══ Data rows
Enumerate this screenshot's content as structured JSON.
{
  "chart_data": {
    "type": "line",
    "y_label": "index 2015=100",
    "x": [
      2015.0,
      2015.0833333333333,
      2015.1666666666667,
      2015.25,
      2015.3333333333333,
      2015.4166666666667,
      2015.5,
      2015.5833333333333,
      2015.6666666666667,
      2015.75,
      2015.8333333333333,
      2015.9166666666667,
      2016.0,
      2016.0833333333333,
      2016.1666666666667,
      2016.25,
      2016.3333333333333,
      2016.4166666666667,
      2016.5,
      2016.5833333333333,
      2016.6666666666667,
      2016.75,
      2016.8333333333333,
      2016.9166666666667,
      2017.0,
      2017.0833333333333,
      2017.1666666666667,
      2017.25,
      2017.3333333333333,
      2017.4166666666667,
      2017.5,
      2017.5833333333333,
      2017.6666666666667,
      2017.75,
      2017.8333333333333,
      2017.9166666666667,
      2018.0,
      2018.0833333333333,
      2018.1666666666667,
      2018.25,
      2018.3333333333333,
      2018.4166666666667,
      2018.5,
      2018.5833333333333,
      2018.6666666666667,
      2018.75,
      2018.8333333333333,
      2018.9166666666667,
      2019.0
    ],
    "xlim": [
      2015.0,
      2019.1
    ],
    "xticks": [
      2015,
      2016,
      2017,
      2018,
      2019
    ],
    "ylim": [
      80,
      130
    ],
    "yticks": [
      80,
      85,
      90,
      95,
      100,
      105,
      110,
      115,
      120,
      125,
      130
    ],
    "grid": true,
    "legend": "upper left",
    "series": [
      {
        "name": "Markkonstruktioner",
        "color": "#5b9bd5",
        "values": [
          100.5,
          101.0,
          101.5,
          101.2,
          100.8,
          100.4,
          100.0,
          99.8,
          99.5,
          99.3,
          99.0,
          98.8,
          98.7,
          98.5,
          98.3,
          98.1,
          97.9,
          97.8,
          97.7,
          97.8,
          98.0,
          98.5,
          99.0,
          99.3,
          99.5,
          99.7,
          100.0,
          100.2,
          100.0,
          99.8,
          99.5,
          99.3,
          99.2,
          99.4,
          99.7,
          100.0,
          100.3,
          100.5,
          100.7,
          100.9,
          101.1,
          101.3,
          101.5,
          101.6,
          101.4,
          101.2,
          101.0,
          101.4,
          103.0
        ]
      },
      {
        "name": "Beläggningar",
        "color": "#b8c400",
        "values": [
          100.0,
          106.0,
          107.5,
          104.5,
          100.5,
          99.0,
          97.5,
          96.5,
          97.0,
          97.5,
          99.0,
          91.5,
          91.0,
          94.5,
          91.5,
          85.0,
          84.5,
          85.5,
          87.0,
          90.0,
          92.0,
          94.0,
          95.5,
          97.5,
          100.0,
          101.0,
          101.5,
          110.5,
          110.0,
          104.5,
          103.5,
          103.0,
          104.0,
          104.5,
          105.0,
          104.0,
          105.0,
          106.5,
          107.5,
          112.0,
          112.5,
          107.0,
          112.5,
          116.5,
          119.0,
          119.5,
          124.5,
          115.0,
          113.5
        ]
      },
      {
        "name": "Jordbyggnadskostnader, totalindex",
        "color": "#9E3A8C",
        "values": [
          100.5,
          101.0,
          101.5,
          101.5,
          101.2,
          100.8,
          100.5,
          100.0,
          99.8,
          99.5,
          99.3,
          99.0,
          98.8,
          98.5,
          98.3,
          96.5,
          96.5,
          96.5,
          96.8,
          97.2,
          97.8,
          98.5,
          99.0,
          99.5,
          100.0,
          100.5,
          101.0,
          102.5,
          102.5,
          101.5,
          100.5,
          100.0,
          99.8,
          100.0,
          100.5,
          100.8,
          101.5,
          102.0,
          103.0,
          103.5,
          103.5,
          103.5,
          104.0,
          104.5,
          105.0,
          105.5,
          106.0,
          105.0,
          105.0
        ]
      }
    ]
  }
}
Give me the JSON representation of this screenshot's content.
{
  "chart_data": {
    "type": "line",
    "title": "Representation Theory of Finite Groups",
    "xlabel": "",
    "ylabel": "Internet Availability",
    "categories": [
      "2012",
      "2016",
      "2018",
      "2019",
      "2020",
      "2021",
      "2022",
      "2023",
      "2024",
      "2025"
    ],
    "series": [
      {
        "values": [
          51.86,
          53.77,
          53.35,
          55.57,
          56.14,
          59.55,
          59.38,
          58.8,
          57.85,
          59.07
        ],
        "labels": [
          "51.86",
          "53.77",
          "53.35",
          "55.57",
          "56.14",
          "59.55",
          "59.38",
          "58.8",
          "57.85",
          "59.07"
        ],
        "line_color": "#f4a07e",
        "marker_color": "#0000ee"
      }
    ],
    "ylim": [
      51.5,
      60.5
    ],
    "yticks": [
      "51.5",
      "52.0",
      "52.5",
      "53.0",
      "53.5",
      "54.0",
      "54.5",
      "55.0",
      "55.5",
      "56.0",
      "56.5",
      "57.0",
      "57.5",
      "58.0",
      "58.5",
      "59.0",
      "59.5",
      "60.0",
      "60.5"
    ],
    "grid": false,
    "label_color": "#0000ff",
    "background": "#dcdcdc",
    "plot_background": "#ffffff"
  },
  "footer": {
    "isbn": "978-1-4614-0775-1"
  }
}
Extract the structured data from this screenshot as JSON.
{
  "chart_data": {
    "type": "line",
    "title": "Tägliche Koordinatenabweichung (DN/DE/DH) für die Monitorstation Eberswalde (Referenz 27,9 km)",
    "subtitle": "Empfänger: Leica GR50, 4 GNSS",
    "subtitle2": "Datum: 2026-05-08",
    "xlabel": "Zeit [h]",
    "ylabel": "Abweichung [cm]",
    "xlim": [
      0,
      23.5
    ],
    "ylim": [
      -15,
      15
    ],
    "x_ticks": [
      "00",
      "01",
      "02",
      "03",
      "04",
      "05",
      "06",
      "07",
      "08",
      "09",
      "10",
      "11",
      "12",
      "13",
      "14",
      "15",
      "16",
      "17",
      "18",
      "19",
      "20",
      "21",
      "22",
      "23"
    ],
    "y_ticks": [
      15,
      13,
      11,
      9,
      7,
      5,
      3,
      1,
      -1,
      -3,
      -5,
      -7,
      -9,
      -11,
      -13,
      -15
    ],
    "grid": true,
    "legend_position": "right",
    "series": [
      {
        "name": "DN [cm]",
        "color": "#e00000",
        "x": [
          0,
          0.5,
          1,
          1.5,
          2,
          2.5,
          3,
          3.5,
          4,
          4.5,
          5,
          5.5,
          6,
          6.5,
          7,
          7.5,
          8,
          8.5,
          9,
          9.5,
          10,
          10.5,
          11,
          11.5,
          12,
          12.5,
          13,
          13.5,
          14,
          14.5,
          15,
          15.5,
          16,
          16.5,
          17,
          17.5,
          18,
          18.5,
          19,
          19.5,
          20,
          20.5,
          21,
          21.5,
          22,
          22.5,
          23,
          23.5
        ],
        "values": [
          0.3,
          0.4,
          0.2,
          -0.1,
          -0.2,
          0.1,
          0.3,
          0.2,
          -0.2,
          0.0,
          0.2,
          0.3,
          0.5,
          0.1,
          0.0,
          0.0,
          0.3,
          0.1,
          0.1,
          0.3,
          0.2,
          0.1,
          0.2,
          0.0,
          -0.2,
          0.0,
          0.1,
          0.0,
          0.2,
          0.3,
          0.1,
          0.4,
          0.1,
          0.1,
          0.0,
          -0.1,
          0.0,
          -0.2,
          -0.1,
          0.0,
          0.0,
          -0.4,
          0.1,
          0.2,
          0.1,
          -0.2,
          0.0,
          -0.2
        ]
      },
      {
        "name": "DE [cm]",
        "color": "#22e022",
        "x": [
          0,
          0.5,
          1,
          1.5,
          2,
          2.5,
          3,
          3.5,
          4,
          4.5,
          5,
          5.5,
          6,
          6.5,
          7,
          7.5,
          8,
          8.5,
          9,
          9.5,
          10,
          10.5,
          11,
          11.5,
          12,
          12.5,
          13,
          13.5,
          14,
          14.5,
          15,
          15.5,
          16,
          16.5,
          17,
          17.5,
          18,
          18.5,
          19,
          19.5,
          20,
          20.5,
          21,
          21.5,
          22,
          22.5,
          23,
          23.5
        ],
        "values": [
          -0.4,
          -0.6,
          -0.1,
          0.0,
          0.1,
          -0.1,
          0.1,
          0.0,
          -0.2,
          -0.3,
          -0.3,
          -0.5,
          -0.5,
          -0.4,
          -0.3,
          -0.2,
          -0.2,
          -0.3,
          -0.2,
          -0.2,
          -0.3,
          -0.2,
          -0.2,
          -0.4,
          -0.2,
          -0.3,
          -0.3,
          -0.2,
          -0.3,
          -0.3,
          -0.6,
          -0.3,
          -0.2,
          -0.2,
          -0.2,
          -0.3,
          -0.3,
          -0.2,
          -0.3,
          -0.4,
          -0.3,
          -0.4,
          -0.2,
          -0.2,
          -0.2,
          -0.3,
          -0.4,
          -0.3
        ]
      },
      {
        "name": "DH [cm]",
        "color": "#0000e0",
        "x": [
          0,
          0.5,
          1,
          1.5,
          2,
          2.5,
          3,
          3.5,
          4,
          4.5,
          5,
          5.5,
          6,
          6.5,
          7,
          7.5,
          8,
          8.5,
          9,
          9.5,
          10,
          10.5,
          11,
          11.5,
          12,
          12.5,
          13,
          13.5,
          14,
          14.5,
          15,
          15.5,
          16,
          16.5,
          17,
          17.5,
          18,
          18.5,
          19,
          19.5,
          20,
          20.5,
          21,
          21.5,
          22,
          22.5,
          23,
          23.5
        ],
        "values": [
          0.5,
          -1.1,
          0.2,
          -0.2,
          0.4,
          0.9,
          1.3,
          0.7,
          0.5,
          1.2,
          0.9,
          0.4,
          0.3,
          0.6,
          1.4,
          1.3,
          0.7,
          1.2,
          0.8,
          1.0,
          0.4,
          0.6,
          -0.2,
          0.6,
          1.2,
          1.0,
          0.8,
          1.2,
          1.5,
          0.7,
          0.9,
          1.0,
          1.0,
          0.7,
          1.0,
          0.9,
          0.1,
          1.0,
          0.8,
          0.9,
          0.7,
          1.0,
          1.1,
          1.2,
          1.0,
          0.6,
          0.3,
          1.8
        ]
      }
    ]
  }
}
════
Directions -
Count every line of the records that holds "name". State the number, nothing else.

Exercise response -
6